Collected data entries
╔══

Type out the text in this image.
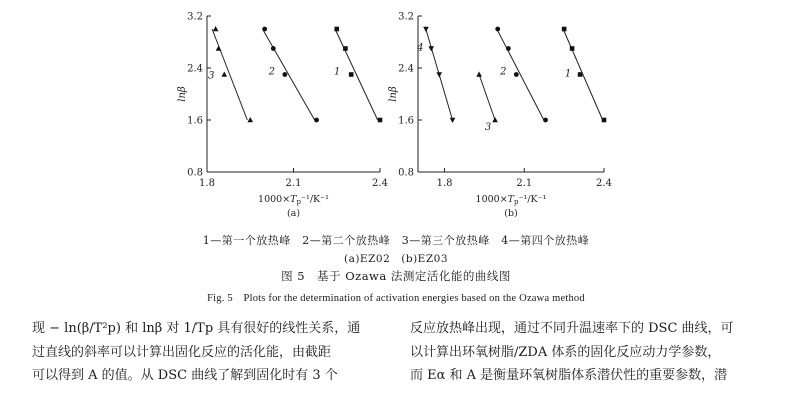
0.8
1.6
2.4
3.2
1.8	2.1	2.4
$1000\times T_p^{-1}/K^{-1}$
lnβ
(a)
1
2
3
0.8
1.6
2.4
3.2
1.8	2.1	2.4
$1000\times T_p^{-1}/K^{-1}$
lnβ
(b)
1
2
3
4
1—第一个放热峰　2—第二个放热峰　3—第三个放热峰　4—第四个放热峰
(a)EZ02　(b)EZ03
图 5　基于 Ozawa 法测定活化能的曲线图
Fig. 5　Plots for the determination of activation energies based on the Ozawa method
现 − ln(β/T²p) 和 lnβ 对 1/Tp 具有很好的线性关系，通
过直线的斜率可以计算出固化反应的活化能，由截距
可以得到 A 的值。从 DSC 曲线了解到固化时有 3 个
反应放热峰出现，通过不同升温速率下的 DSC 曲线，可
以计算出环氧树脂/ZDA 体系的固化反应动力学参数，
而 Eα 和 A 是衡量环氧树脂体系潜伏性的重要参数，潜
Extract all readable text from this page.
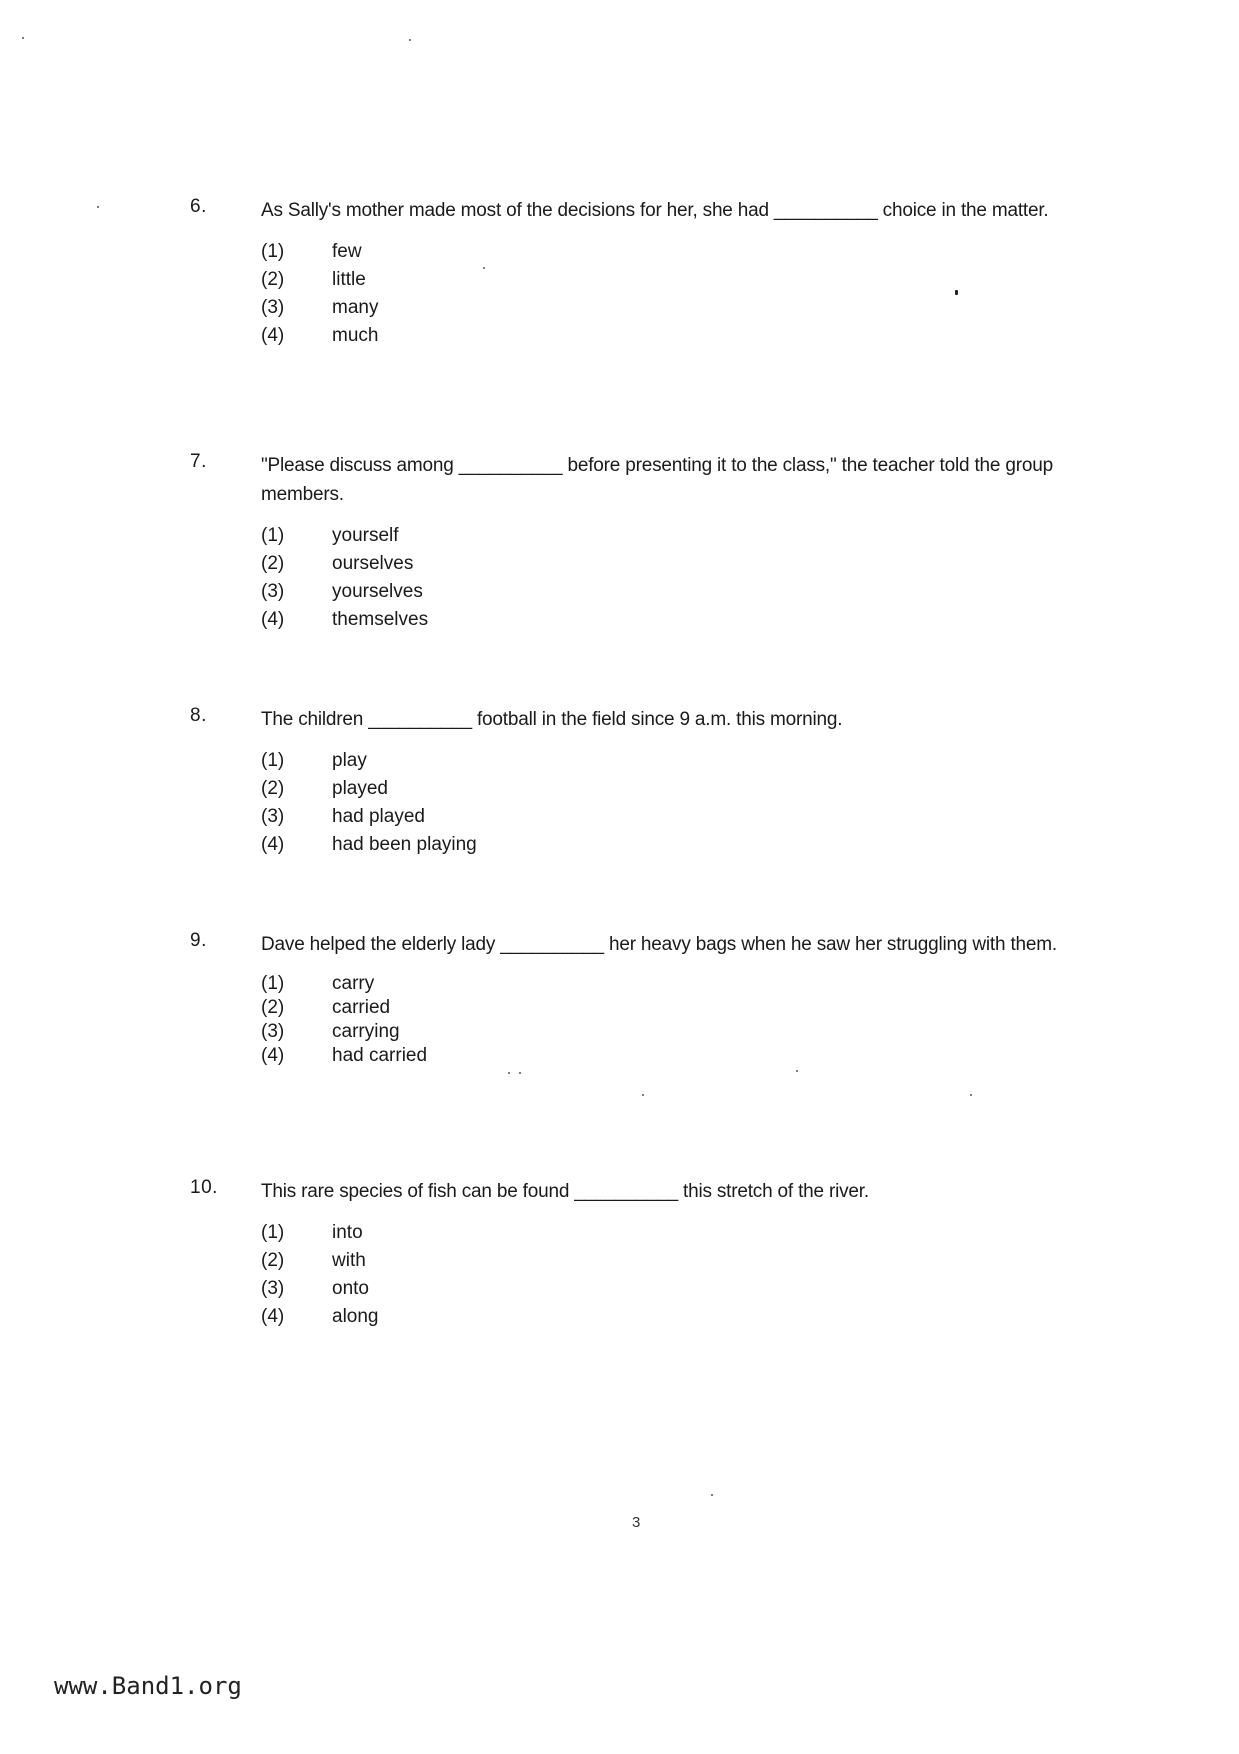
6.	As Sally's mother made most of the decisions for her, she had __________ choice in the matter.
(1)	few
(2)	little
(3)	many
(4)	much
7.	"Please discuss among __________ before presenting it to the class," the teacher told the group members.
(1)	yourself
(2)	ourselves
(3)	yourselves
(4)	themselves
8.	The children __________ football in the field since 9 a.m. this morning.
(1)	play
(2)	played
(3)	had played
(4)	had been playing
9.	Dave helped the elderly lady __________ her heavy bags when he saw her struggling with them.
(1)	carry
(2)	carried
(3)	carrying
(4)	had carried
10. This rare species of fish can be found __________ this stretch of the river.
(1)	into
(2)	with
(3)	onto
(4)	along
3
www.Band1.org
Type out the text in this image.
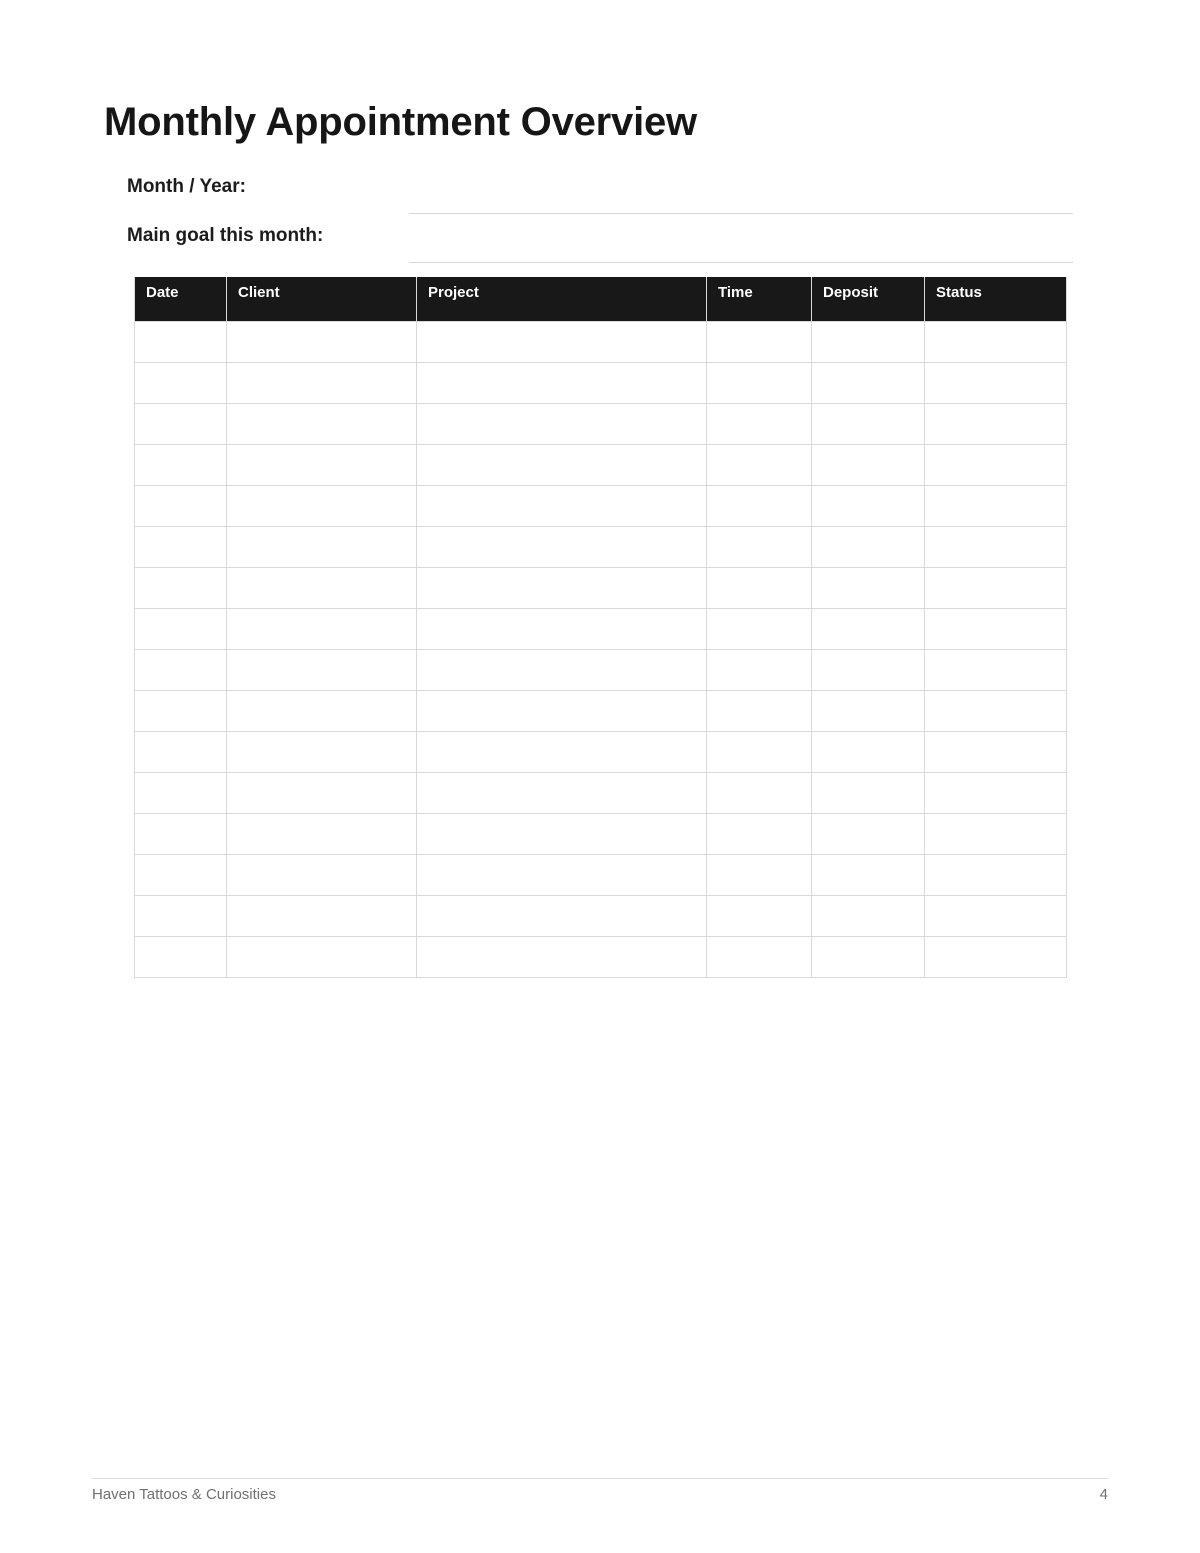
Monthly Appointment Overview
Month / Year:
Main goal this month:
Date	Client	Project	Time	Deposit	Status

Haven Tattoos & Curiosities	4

╚══

> _WRITTEN EXERCISE_
Take each line containing the string "Ozawa" and copy it out.

> _CORRECT RESPONSE_
图 5　基于 Ozawa 法测定活化能的曲线图
Fig. 5　Plots for the determination of activation energies based on the Ozawa method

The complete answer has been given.